Return the listing below word for word.

* **Supplied material**:
____________

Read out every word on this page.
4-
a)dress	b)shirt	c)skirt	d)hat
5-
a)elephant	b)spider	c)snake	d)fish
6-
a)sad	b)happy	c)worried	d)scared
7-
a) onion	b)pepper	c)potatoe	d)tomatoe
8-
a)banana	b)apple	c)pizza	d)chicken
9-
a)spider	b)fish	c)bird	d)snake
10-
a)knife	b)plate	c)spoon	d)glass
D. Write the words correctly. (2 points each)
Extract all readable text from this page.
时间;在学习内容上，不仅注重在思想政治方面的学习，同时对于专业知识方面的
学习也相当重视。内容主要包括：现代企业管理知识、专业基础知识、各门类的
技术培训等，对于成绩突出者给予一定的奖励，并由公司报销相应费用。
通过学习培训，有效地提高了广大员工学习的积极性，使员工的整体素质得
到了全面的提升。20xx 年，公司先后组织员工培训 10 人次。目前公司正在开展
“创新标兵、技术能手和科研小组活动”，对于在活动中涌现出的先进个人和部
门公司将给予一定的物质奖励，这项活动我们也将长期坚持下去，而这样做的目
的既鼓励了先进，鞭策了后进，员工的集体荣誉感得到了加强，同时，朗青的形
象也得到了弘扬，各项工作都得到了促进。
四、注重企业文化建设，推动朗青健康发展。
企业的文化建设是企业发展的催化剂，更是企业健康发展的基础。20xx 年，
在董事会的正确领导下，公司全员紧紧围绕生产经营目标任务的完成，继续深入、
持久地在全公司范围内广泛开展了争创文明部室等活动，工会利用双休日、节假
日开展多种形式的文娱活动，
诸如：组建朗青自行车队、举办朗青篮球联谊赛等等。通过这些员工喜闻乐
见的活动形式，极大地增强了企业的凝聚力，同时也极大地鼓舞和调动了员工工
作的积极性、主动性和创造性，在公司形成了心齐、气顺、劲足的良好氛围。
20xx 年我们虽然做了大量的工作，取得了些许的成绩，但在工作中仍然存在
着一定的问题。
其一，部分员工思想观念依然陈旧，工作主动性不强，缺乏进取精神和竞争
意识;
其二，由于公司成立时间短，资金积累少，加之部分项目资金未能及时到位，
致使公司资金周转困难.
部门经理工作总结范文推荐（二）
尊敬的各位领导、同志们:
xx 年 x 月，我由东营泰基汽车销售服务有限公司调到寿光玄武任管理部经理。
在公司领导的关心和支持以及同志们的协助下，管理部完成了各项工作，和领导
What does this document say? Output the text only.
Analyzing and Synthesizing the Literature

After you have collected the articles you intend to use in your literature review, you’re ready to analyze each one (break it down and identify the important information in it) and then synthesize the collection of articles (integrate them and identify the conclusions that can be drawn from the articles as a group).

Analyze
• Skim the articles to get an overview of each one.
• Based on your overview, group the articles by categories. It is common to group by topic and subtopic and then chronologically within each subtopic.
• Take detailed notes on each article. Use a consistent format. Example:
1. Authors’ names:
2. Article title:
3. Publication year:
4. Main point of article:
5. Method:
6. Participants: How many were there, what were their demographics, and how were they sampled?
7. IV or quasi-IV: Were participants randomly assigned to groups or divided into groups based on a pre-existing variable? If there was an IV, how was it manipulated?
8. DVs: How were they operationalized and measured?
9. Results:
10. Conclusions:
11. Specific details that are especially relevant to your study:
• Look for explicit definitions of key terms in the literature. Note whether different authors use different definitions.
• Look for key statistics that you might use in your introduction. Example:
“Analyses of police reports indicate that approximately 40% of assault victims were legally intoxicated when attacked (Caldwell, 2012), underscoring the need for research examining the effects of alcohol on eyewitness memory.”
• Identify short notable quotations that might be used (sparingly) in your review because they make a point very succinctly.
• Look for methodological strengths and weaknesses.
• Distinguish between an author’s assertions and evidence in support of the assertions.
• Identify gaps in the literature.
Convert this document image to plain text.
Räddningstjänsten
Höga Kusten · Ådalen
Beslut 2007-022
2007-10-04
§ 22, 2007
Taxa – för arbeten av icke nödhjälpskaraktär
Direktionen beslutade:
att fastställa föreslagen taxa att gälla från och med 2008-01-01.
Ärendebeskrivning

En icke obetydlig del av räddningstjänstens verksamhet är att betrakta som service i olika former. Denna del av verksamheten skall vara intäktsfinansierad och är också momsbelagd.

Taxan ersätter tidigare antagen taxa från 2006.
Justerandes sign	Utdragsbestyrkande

____________

* **Written solution**:
Read out every word on this page.
4-
a)dress	b)shirt	c)skirt	d)hat
5-
a)elephant	b)spider	c)snake	d)fish
6-
a)sad	b)happy	c)worried	d)scared
7-
a) onion	b)pepper	c)potatoe	d)tomatoe
8-
a)banana	b)apple	c)pizza	d)chicken
9-
a)spider	b)fish	c)bird	d)snake
10-
a)knife	b)plate	c)spoon	d)glass
D. Write the words correctly. (2 points each)
Extract all readable text from this page.
时间;在学习内容上，不仅注重在思想政治方面的学习，同时对于专业知识方面的
学习也相当重视。内容主要包括：现代企业管理知识、专业基础知识、各门类的
技术培训等，对于成绩突出者给予一定的奖励，并由公司报销相应费用。
通过学习培训，有效地提高了广大员工学习的积极性，使员工的整体素质得
到了全面的提升。20xx 年，公司先后组织员工培训 10 人次。目前公司正在开展
“创新标兵、技术能手和科研小组活动”，对于在活动中涌现出的先进个人和部
门公司将给予一定的物质奖励，这项活动我们也将长期坚持下去，而这样做的目
的既鼓励了先进，鞭策了后进，员工的集体荣誉感得到了加强，同时，朗青的形
象也得到了弘扬，各项工作都得到了促进。
四、注重企业文化建设，推动朗青健康发展。
企业的文化建设是企业发展的催化剂，更是企业健康发展的基础。20xx 年，
在董事会的正确领导下，公司全员紧紧围绕生产经营目标任务的完成，继续深入、
持久地在全公司范围内广泛开展了争创文明部室等活动，工会利用双休日、节假
日开展多种形式的文娱活动，
诸如：组建朗青自行车队、举办朗青篮球联谊赛等等。通过这些员工喜闻乐
见的活动形式，极大地增强了企业的凝聚力，同时也极大地鼓舞和调动了员工工
作的积极性、主动性和创造性，在公司形成了心齐、气顺、劲足的良好氛围。
20xx 年我们虽然做了大量的工作，取得了些许的成绩，但在工作中仍然存在
着一定的问题。
其一，部分员工思想观念依然陈旧，工作主动性不强，缺乏进取精神和竞争
意识;
其二，由于公司成立时间短，资金积累少，加之部分项目资金未能及时到位，
致使公司资金周转困难.
部门经理工作总结范文推荐（二）
尊敬的各位领导、同志们:
xx 年 x 月，我由东营泰基汽车销售服务有限公司调到寿光玄武任管理部经理。
在公司领导的关心和支持以及同志们的协助下，管理部完成了各项工作，和领导
What does this document say? Output the text only.
Analyzing and Synthesizing the Literature

After you have collected the articles you intend to use in your literature review, you’re ready to analyze each one (break it down and identify the important information in it) and then synthesize the collection of articles (integrate them and identify the conclusions that can be drawn from the articles as a group).

Analyze
• Skim the articles to get an overview of each one.
• Based on your overview, group the articles by categories. It is common to group by topic and subtopic and then chronologically within each subtopic.
• Take detailed notes on each article. Use a consistent format. Example:
1. Authors’ names:
2. Article title:
3. Publication year:
4. Main point of article:
5. Method:
6. Participants: How many were there, what were their demographics, and how were they sampled?
7. IV or quasi-IV: Were participants randomly assigned to groups or divided into groups based on a pre-existing variable? If there was an IV, how was it manipulated?
8. DVs: How were they operationalized and measured?
9. Results:
10. Conclusions:
11. Specific details that are especially relevant to your study:
• Look for explicit definitions of key terms in the literature. Note whether different authors use different definitions.
• Look for key statistics that you might use in your introduction. Example:
“Analyses of police reports indicate that approximately 40% of assault victims were legally intoxicated when attacked (Caldwell, 2012), underscoring the need for research examining the effects of alcohol on eyewitness memory.”
• Identify short notable quotations that might be used (sparingly) in your review because they make a point very succinctly.
• Look for methodological strengths and weaknesses.
• Distinguish between an author’s assertions and evidence in support of the assertions.
• Identify gaps in the literature.
Convert this document image to plain text.
Räddningstjänsten
Höga Kusten · Ådalen
Beslut 2007-022
2007-10-04
§ 22, 2007
Taxa – för arbeten av icke nödhjälpskaraktär
Direktionen beslutade:
att fastställa föreslagen taxa att gälla från och med 2008-01-01.
Ärendebeskrivning

En icke obetydlig del av räddningstjänstens verksamhet är att betrakta som service i olika former. Denna del av verksamheten skall vara intäktsfinansierad och är också momsbelagd.

Taxan ersätter tidigare antagen taxa från 2006.
Justerandes sign	Utdragsbestyrkande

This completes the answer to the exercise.